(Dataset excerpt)

▽

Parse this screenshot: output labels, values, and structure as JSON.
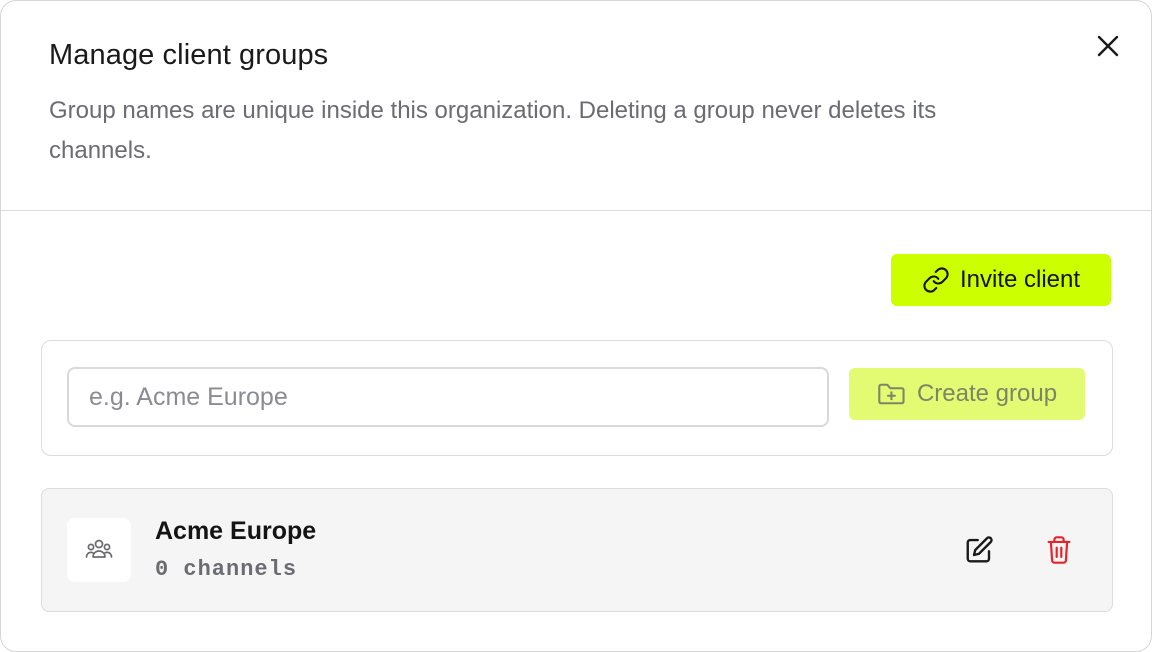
{
  "dialog": {
    "title": "Manage client groups",
    "description": "Group names are unique inside this organization. Deleting a group never deletes its channels.",
    "close_icon": "close-icon"
  },
  "toolbar": {
    "invite_label": "Invite client",
    "invite_icon": "link-icon",
    "invite_color": "#ccff00"
  },
  "create_form": {
    "input_value": "",
    "input_placeholder": "e.g. Acme Europe",
    "create_label": "Create group",
    "create_icon": "folder-plus-icon",
    "create_color_disabled": "#e3fb72"
  },
  "groups": [
    {
      "name": "Acme Europe",
      "channel_count": "0 channels",
      "icon": "users-icon",
      "edit_icon": "edit-icon",
      "delete_icon": "trash-icon",
      "delete_color": "#e5252a"
    }
  ]
}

△

From the material above, copy everything exactly but the pictures.

[Output for this exercise]
Parse this screenshot: output labels, values, and structure as JSON.
{
  "dialog": {
    "title": "Manage client groups",
    "description": "Group names are unique inside this organization. Deleting a group never deletes its channels.",
    "close_icon": "close-icon"
  },
  "toolbar": {
    "invite_label": "Invite client",
    "invite_icon": "link-icon",
    "invite_color": "#ccff00"
  },
  "create_form": {
    "input_value": "",
    "input_placeholder": "e.g. Acme Europe",
    "create_label": "Create group",
    "create_icon": "folder-plus-icon",
    "create_color_disabled": "#e3fb72"
  },
  "groups": [
    {
      "name": "Acme Europe",
      "channel_count": "0 channels",
      "icon": "users-icon",
      "edit_icon": "edit-icon",
      "delete_icon": "trash-icon",
      "delete_color": "#e5252a"
    }
  ]
}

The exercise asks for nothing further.